[Excerpt from a dataset]
┏━━
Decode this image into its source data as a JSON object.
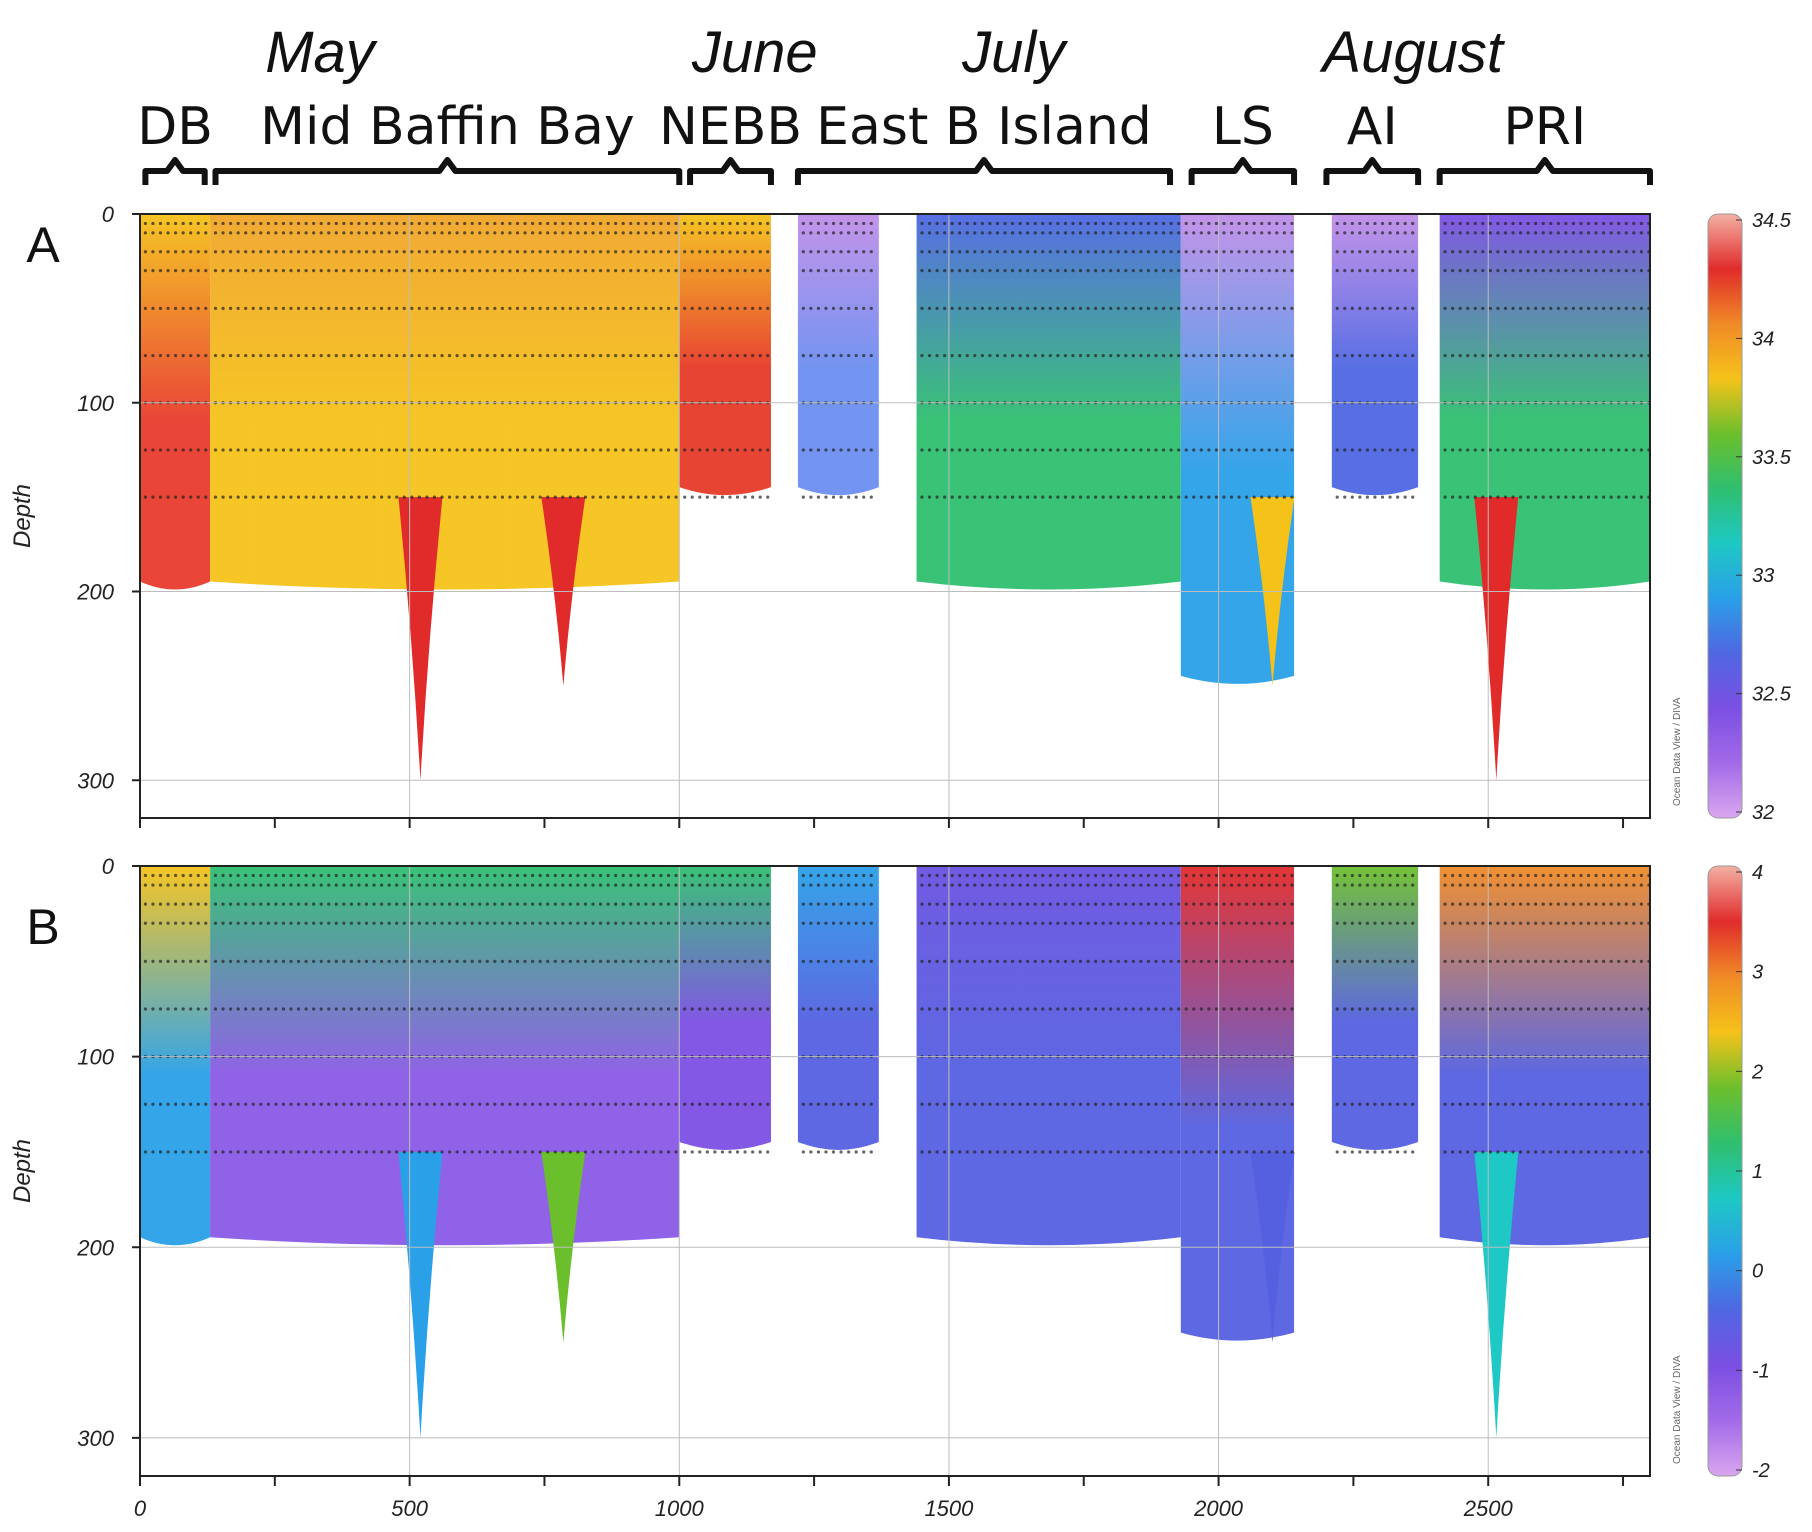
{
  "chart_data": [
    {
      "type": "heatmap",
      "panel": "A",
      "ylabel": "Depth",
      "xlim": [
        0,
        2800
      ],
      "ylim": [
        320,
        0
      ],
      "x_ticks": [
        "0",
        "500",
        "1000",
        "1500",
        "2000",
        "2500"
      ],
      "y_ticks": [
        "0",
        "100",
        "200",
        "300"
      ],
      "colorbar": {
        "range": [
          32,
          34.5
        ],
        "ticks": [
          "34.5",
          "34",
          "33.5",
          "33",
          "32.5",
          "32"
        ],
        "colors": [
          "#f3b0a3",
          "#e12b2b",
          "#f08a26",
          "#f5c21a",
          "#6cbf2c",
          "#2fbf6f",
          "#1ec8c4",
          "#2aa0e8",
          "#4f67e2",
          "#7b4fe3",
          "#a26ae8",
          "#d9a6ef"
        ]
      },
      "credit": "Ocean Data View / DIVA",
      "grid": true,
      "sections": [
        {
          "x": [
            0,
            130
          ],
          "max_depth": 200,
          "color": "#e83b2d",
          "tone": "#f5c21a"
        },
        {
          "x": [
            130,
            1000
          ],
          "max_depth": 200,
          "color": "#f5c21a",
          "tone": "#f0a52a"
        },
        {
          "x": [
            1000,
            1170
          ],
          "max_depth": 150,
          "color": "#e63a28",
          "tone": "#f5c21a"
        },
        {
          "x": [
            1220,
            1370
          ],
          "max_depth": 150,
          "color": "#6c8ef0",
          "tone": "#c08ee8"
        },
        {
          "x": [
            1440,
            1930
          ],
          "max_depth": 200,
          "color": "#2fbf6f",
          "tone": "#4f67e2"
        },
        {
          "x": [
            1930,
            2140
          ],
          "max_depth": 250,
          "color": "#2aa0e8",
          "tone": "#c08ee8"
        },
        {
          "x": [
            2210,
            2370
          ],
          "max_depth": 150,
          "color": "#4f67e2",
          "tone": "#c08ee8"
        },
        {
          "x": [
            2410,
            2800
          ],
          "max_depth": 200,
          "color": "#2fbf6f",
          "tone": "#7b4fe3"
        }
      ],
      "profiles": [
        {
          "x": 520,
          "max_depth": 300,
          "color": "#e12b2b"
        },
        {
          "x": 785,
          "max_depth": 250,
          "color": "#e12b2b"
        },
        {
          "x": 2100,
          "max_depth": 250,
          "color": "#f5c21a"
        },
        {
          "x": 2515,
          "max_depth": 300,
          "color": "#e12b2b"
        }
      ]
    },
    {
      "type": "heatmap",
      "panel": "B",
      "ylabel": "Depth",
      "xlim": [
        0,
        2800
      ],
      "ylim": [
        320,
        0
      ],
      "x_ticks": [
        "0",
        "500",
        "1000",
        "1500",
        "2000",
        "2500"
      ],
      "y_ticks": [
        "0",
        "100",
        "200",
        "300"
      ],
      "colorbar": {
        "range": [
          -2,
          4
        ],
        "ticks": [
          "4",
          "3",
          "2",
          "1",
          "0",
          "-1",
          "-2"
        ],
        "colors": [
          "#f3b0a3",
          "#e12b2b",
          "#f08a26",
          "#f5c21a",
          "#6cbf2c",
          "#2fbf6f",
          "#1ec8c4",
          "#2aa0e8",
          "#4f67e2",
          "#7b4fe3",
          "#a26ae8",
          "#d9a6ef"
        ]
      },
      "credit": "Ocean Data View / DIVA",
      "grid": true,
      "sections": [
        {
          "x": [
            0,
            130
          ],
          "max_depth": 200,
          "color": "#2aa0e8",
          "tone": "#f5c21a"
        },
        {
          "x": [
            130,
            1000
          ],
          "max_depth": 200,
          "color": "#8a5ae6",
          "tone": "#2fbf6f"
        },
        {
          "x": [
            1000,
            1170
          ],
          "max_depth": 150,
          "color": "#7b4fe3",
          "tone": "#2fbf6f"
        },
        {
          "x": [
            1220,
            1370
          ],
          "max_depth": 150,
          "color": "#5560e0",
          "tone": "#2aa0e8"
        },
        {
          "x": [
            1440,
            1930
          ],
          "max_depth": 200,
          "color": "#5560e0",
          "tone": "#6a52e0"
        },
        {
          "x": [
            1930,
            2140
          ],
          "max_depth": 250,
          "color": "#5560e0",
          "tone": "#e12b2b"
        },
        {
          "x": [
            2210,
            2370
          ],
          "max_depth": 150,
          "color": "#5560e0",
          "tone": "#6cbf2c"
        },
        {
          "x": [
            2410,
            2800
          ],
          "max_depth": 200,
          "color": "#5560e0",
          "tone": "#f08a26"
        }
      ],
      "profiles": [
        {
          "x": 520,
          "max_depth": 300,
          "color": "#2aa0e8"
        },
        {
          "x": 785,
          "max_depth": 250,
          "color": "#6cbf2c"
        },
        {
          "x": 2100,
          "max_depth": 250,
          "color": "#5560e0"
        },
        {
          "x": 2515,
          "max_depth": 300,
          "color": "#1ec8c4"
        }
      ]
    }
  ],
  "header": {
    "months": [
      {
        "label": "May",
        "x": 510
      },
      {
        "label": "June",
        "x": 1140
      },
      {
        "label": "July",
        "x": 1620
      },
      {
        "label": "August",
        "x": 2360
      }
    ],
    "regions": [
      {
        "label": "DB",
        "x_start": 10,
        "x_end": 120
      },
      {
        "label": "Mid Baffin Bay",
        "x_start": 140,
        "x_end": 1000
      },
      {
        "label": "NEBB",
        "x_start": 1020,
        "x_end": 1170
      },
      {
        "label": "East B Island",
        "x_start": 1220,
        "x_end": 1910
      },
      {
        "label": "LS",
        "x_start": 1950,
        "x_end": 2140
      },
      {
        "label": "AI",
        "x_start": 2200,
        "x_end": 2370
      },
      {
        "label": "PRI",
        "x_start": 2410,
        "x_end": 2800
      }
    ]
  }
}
┗━━
┏━━
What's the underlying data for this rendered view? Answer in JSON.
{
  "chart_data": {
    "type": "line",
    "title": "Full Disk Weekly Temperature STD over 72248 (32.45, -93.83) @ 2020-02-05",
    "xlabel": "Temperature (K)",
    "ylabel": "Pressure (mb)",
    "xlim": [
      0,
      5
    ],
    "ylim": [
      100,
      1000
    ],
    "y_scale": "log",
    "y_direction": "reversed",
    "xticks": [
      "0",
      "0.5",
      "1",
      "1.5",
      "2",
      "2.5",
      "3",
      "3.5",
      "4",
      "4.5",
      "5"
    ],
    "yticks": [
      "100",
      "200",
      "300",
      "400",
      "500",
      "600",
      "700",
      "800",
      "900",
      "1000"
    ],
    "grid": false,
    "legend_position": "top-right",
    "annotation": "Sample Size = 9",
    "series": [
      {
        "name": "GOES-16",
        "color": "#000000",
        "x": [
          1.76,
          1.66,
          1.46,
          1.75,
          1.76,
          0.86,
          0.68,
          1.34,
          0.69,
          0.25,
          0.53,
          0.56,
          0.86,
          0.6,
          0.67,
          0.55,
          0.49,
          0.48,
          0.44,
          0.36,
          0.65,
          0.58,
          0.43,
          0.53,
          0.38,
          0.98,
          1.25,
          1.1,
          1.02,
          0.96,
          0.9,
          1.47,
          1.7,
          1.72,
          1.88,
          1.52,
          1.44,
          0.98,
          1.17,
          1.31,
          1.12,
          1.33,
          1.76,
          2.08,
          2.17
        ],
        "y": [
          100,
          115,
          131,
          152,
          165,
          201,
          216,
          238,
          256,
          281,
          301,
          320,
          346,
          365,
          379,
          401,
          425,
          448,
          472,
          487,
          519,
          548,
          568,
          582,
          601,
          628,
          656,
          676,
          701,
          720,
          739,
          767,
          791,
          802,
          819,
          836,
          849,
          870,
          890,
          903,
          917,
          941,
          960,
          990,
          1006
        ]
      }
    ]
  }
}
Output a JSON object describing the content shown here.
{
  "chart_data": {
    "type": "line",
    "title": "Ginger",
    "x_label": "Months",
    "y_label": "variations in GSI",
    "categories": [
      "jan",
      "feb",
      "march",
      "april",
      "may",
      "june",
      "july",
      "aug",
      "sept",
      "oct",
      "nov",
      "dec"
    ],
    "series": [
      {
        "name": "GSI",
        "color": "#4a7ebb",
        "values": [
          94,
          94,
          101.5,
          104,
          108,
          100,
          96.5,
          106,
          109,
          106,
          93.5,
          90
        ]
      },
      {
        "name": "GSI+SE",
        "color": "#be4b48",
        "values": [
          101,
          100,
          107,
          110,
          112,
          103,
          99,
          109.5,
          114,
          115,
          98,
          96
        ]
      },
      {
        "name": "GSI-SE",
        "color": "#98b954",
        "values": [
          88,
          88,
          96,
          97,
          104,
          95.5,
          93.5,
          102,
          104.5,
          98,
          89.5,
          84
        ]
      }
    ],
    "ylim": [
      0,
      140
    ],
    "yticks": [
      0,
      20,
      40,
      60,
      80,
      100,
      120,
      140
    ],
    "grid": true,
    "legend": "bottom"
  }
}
┗━━
┏━━
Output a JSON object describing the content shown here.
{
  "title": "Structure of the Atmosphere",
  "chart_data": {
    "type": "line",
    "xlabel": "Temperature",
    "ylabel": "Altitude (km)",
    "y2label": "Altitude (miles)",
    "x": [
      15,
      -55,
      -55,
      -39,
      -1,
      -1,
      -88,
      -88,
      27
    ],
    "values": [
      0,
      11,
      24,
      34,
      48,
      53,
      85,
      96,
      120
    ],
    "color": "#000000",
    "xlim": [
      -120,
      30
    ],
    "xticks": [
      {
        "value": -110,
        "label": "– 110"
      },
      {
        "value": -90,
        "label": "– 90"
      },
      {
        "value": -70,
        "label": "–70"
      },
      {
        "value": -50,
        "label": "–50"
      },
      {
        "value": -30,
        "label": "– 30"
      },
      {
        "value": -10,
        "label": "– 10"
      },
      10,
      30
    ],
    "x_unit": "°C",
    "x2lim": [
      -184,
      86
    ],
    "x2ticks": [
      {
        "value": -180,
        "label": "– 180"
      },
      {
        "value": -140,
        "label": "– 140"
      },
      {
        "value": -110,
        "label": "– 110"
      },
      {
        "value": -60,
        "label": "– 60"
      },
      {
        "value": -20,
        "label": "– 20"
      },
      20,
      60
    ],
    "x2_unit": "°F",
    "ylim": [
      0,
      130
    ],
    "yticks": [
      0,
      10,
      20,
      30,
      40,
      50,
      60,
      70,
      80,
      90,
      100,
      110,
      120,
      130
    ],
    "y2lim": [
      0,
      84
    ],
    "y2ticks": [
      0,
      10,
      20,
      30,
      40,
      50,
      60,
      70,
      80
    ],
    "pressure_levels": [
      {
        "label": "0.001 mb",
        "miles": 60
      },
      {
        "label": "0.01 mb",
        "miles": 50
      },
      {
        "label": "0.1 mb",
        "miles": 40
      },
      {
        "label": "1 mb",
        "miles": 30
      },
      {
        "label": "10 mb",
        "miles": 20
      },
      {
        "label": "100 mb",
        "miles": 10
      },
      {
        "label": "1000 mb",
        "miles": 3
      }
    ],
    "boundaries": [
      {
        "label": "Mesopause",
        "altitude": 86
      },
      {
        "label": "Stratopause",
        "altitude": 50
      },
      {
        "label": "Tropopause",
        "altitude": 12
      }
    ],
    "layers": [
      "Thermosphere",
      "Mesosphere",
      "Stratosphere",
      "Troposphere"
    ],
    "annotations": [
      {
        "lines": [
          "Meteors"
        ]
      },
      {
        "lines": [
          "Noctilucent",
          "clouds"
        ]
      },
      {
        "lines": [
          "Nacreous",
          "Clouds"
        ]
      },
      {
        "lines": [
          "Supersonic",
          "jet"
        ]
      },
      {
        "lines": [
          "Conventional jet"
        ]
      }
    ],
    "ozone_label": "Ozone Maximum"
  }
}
┗━━
#### DESCRIPTION OF THE TASK:
Copy each line above containing the string "xlabel".

#### CORRECT OUTPUT:
    "xlabel": "Temperature (K)",
    "xlabel": "Temperature",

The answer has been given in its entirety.